▸ INSTRUCTIONS TO FOLLOW
Return all lines in the material below that contain "count".

** Begin RECORDS TO USE **

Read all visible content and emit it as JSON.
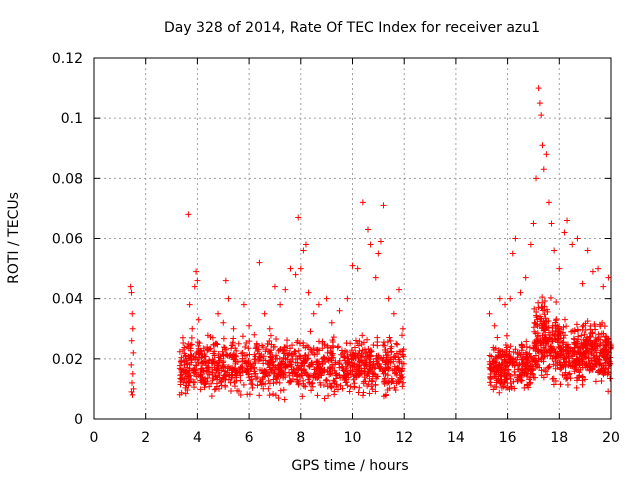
{
  "chart_data": {
    "type": "scatter",
    "title": "Day 328 of 2014, Rate Of TEC Index for receiver azu1",
    "xlabel": "GPS time / hours",
    "ylabel": "ROTI / TECUs",
    "xlim": [
      0,
      20
    ],
    "ylim": [
      0,
      0.12
    ],
    "xticks": [
      0,
      2,
      4,
      6,
      8,
      10,
      12,
      14,
      16,
      18,
      20
    ],
    "xtick_labels": [
      "0",
      "2",
      "4",
      "6",
      "8",
      "10",
      "12",
      "14",
      "16",
      "18",
      "20"
    ],
    "yticks": [
      0,
      0.02,
      0.04,
      0.06,
      0.08,
      0.1,
      0.12
    ],
    "ytick_labels": [
      "0",
      "0.02",
      "0.04",
      "0.06",
      "0.08",
      "0.1",
      "0.12"
    ],
    "grid": true,
    "marker": "+",
    "color": "#ff0000",
    "series": [
      {
        "name": "ROTI",
        "points": [
          [
            1.42,
            0.044
          ],
          [
            1.45,
            0.042
          ],
          [
            1.48,
            0.035
          ],
          [
            1.5,
            0.03
          ],
          [
            1.46,
            0.026
          ],
          [
            1.52,
            0.022
          ],
          [
            1.44,
            0.018
          ],
          [
            1.5,
            0.015
          ],
          [
            1.47,
            0.012
          ],
          [
            1.53,
            0.01
          ],
          [
            1.45,
            0.009
          ],
          [
            1.49,
            0.008
          ],
          [
            3.4,
            0.013
          ],
          [
            3.5,
            0.018
          ],
          [
            3.6,
            0.024
          ],
          [
            3.65,
            0.068
          ],
          [
            3.7,
            0.038
          ],
          [
            3.8,
            0.03
          ],
          [
            3.9,
            0.044
          ],
          [
            3.95,
            0.049
          ],
          [
            4.0,
            0.046
          ],
          [
            4.05,
            0.033
          ],
          [
            4.2,
            0.021
          ],
          [
            4.4,
            0.017
          ],
          [
            4.6,
            0.027
          ],
          [
            4.8,
            0.035
          ],
          [
            5.0,
            0.032
          ],
          [
            5.1,
            0.046
          ],
          [
            5.2,
            0.04
          ],
          [
            5.4,
            0.03
          ],
          [
            5.6,
            0.025
          ],
          [
            5.8,
            0.038
          ],
          [
            6.0,
            0.031
          ],
          [
            6.2,
            0.028
          ],
          [
            6.4,
            0.052
          ],
          [
            6.6,
            0.035
          ],
          [
            6.8,
            0.03
          ],
          [
            7.0,
            0.044
          ],
          [
            7.2,
            0.038
          ],
          [
            7.4,
            0.043
          ],
          [
            7.6,
            0.05
          ],
          [
            7.8,
            0.048
          ],
          [
            7.9,
            0.067
          ],
          [
            8.0,
            0.05
          ],
          [
            8.1,
            0.056
          ],
          [
            8.2,
            0.058
          ],
          [
            8.3,
            0.042
          ],
          [
            8.5,
            0.035
          ],
          [
            8.7,
            0.038
          ],
          [
            9.0,
            0.04
          ],
          [
            9.2,
            0.032
          ],
          [
            9.5,
            0.036
          ],
          [
            9.8,
            0.04
          ],
          [
            10.0,
            0.051
          ],
          [
            10.2,
            0.05
          ],
          [
            10.4,
            0.072
          ],
          [
            10.6,
            0.063
          ],
          [
            10.7,
            0.058
          ],
          [
            10.9,
            0.047
          ],
          [
            11.0,
            0.055
          ],
          [
            11.1,
            0.059
          ],
          [
            11.2,
            0.071
          ],
          [
            11.4,
            0.04
          ],
          [
            11.6,
            0.035
          ],
          [
            11.8,
            0.043
          ],
          [
            11.95,
            0.03
          ],
          [
            15.3,
            0.035
          ],
          [
            15.5,
            0.031
          ],
          [
            15.7,
            0.04
          ],
          [
            15.9,
            0.038
          ],
          [
            16.1,
            0.04
          ],
          [
            16.2,
            0.055
          ],
          [
            16.3,
            0.06
          ],
          [
            16.5,
            0.042
          ],
          [
            16.7,
            0.047
          ],
          [
            16.9,
            0.058
          ],
          [
            17.0,
            0.065
          ],
          [
            17.1,
            0.08
          ],
          [
            17.2,
            0.11
          ],
          [
            17.25,
            0.105
          ],
          [
            17.3,
            0.101
          ],
          [
            17.35,
            0.091
          ],
          [
            17.4,
            0.083
          ],
          [
            17.5,
            0.088
          ],
          [
            17.6,
            0.072
          ],
          [
            17.7,
            0.065
          ],
          [
            17.8,
            0.056
          ],
          [
            18.0,
            0.05
          ],
          [
            18.2,
            0.062
          ],
          [
            18.3,
            0.066
          ],
          [
            18.5,
            0.058
          ],
          [
            18.7,
            0.06
          ],
          [
            18.9,
            0.045
          ],
          [
            19.1,
            0.056
          ],
          [
            19.3,
            0.049
          ],
          [
            19.5,
            0.05
          ],
          [
            19.7,
            0.044
          ],
          [
            19.9,
            0.047
          ]
        ],
        "clusters": [
          {
            "x_range": [
              3.3,
              12.0
            ],
            "y_range": [
              0.005,
              0.03
            ],
            "count": 1100
          },
          {
            "x_range": [
              15.3,
              17.0
            ],
            "y_range": [
              0.006,
              0.028
            ],
            "count": 260
          },
          {
            "x_range": [
              17.0,
              18.0
            ],
            "y_range": [
              0.006,
              0.045
            ],
            "count": 200
          },
          {
            "x_range": [
              18.0,
              20.0
            ],
            "y_range": [
              0.008,
              0.035
            ],
            "count": 380
          }
        ]
      }
    ]
  }
}
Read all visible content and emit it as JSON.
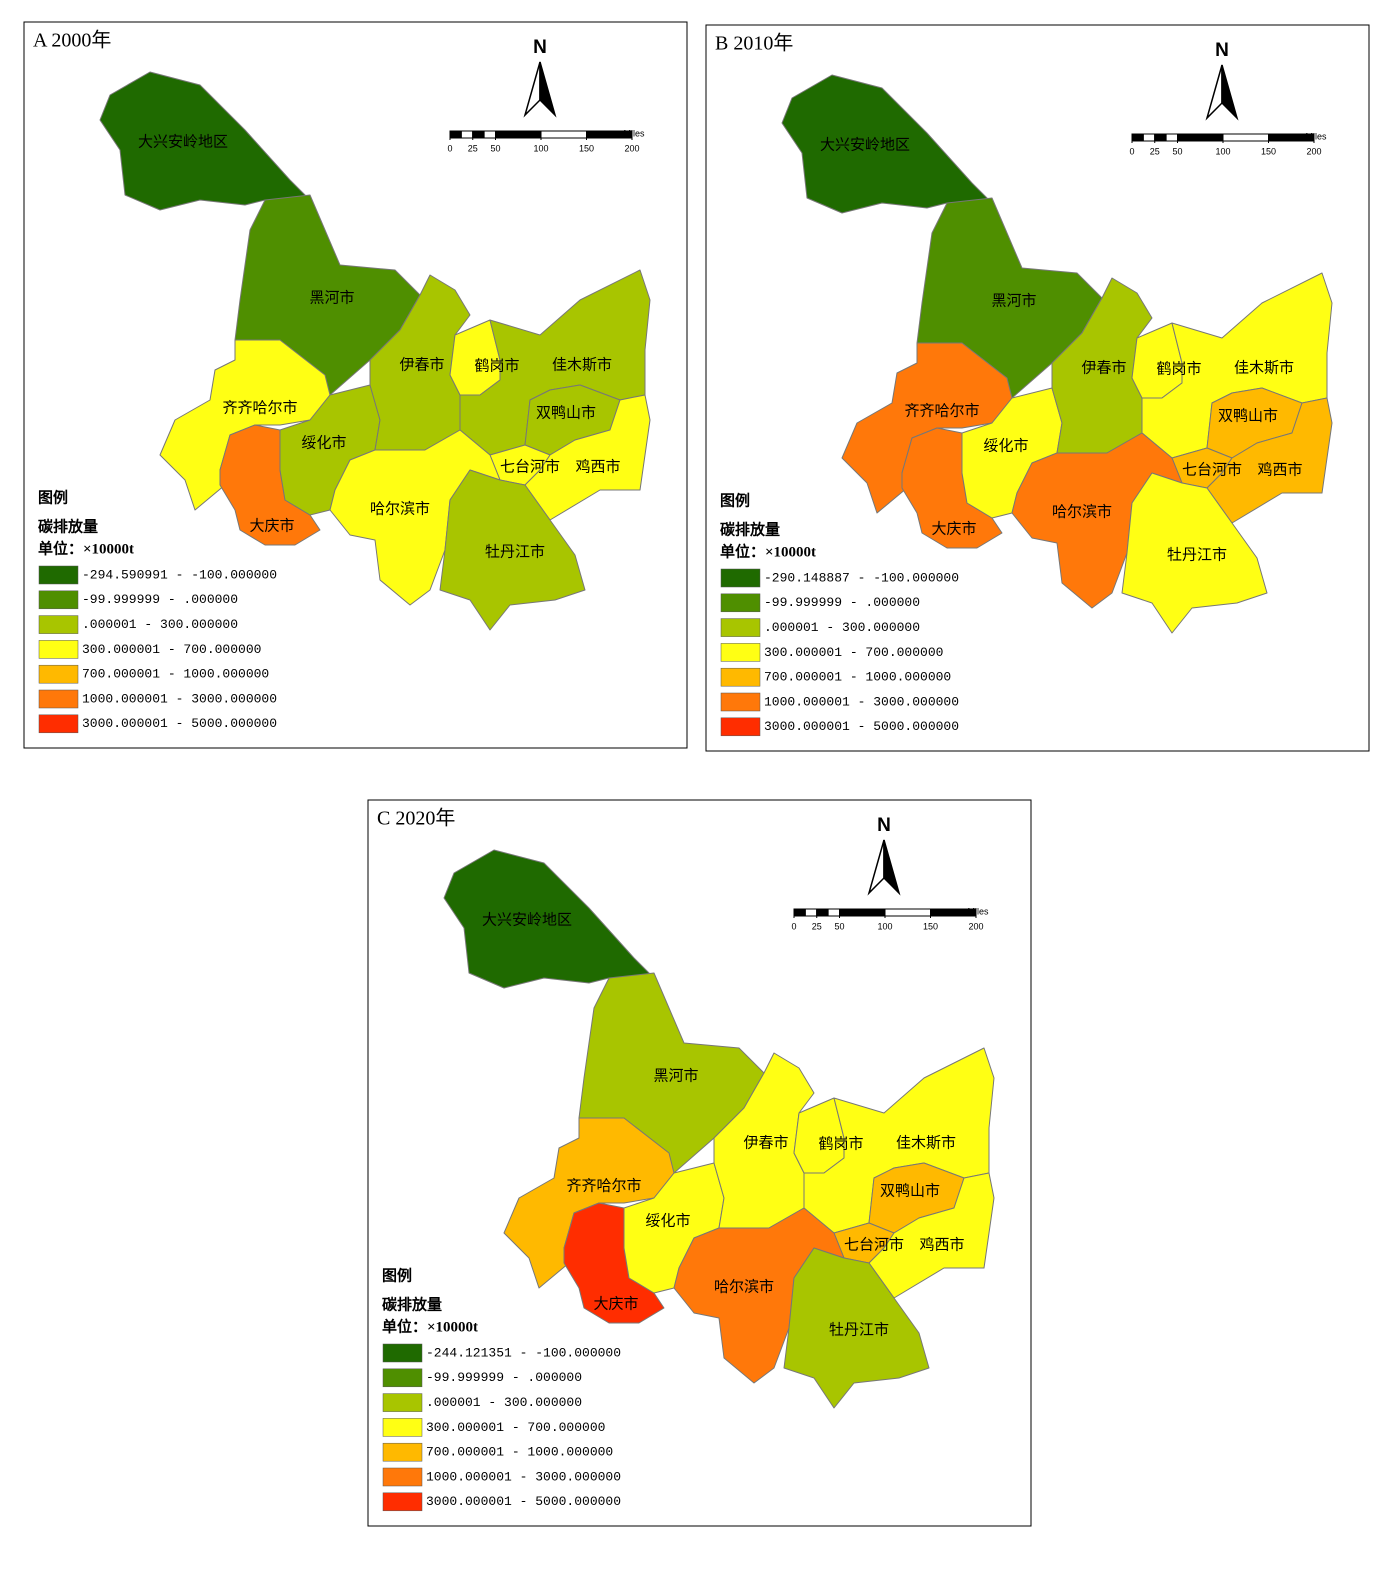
{
  "panels": [
    {
      "title": "A 2000年",
      "north": "N",
      "scale": {
        "ticks": [
          0,
          25,
          50,
          100,
          150,
          200
        ],
        "unit": "Miles"
      },
      "legend": {
        "title": "图例",
        "subtitle": "碳排放量",
        "unit": "单位：×10000t",
        "items": [
          {
            "label": "-294.590991 - -100.000000",
            "color": "#1f6a00"
          },
          {
            "label": "-99.999999 - .000000",
            "color": "#4f8f00"
          },
          {
            "label": ".000001 - 300.000000",
            "color": "#a8c500"
          },
          {
            "label": "300.000001 - 700.000000",
            "color": "#ffff14"
          },
          {
            "label": "700.000001 - 1000.000000",
            "color": "#ffb900"
          },
          {
            "label": "1000.000001 - 3000.000000",
            "color": "#ff780a"
          },
          {
            "label": "3000.000001 - 5000.000000",
            "color": "#ff2d00"
          }
        ]
      },
      "regions": [
        {
          "name": "大兴安岭地区",
          "color": "#1f6a00"
        },
        {
          "name": "黑河市",
          "color": "#4f8f00"
        },
        {
          "name": "齐齐哈尔市",
          "color": "#ffff14"
        },
        {
          "name": "大庆市",
          "color": "#ff780a"
        },
        {
          "name": "绥化市",
          "color": "#a8c500"
        },
        {
          "name": "伊春市",
          "color": "#a8c500"
        },
        {
          "name": "鹤岗市",
          "color": "#ffff14"
        },
        {
          "name": "佳木斯市",
          "color": "#a8c500"
        },
        {
          "name": "双鸭山市",
          "color": "#a8c500"
        },
        {
          "name": "七台河市",
          "color": "#ffff14"
        },
        {
          "name": "鸡西市",
          "color": "#ffff14"
        },
        {
          "name": "哈尔滨市",
          "color": "#ffff14"
        },
        {
          "name": "牡丹江市",
          "color": "#a8c500"
        }
      ]
    },
    {
      "title": "B 2010年",
      "north": "N",
      "scale": {
        "ticks": [
          0,
          25,
          50,
          100,
          150,
          200
        ],
        "unit": "Miles"
      },
      "legend": {
        "title": "图例",
        "subtitle": "碳排放量",
        "unit": "单位：×10000t",
        "items": [
          {
            "label": "-290.148887 - -100.000000",
            "color": "#1f6a00"
          },
          {
            "label": "-99.999999 - .000000",
            "color": "#4f8f00"
          },
          {
            "label": ".000001 - 300.000000",
            "color": "#a8c500"
          },
          {
            "label": "300.000001 - 700.000000",
            "color": "#ffff14"
          },
          {
            "label": "700.000001 - 1000.000000",
            "color": "#ffb900"
          },
          {
            "label": "1000.000001 - 3000.000000",
            "color": "#ff780a"
          },
          {
            "label": "3000.000001 - 5000.000000",
            "color": "#ff2d00"
          }
        ]
      },
      "regions": [
        {
          "name": "大兴安岭地区",
          "color": "#1f6a00"
        },
        {
          "name": "黑河市",
          "color": "#4f8f00"
        },
        {
          "name": "齐齐哈尔市",
          "color": "#ff780a"
        },
        {
          "name": "大庆市",
          "color": "#ff780a"
        },
        {
          "name": "绥化市",
          "color": "#ffff14"
        },
        {
          "name": "伊春市",
          "color": "#a8c500"
        },
        {
          "name": "鹤岗市",
          "color": "#ffff14"
        },
        {
          "name": "佳木斯市",
          "color": "#ffff14"
        },
        {
          "name": "双鸭山市",
          "color": "#ffb900"
        },
        {
          "name": "七台河市",
          "color": "#ffb900"
        },
        {
          "name": "鸡西市",
          "color": "#ffb900"
        },
        {
          "name": "哈尔滨市",
          "color": "#ff780a"
        },
        {
          "name": "牡丹江市",
          "color": "#ffff14"
        }
      ]
    },
    {
      "title": "C 2020年",
      "north": "N",
      "scale": {
        "ticks": [
          0,
          25,
          50,
          100,
          150,
          200
        ],
        "unit": "Miles"
      },
      "legend": {
        "title": "图例",
        "subtitle": "碳排放量",
        "unit": "单位：×10000t",
        "items": [
          {
            "label": "-244.121351 - -100.000000",
            "color": "#1f6a00"
          },
          {
            "label": "-99.999999 - .000000",
            "color": "#4f8f00"
          },
          {
            "label": ".000001 - 300.000000",
            "color": "#a8c500"
          },
          {
            "label": "300.000001 - 700.000000",
            "color": "#ffff14"
          },
          {
            "label": "700.000001 - 1000.000000",
            "color": "#ffb900"
          },
          {
            "label": "1000.000001 - 3000.000000",
            "color": "#ff780a"
          },
          {
            "label": "3000.000001 - 5000.000000",
            "color": "#ff2d00"
          }
        ]
      },
      "regions": [
        {
          "name": "大兴安岭地区",
          "color": "#1f6a00"
        },
        {
          "name": "黑河市",
          "color": "#a8c500"
        },
        {
          "name": "齐齐哈尔市",
          "color": "#ffb900"
        },
        {
          "name": "大庆市",
          "color": "#ff2d00"
        },
        {
          "name": "绥化市",
          "color": "#ffff14"
        },
        {
          "name": "伊春市",
          "color": "#ffff14"
        },
        {
          "name": "鹤岗市",
          "color": "#ffff14"
        },
        {
          "name": "佳木斯市",
          "color": "#ffff14"
        },
        {
          "name": "双鸭山市",
          "color": "#ffb900"
        },
        {
          "name": "七台河市",
          "color": "#ffb900"
        },
        {
          "name": "鸡西市",
          "color": "#ffff14"
        },
        {
          "name": "哈尔滨市",
          "color": "#ff780a"
        },
        {
          "name": "牡丹江市",
          "color": "#a8c500"
        }
      ]
    }
  ]
}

** End RECORDS TO USE **

▸ OUTPUT BELOW
            "count": 1100
            "count": 260
            "count": 200
            "count": 380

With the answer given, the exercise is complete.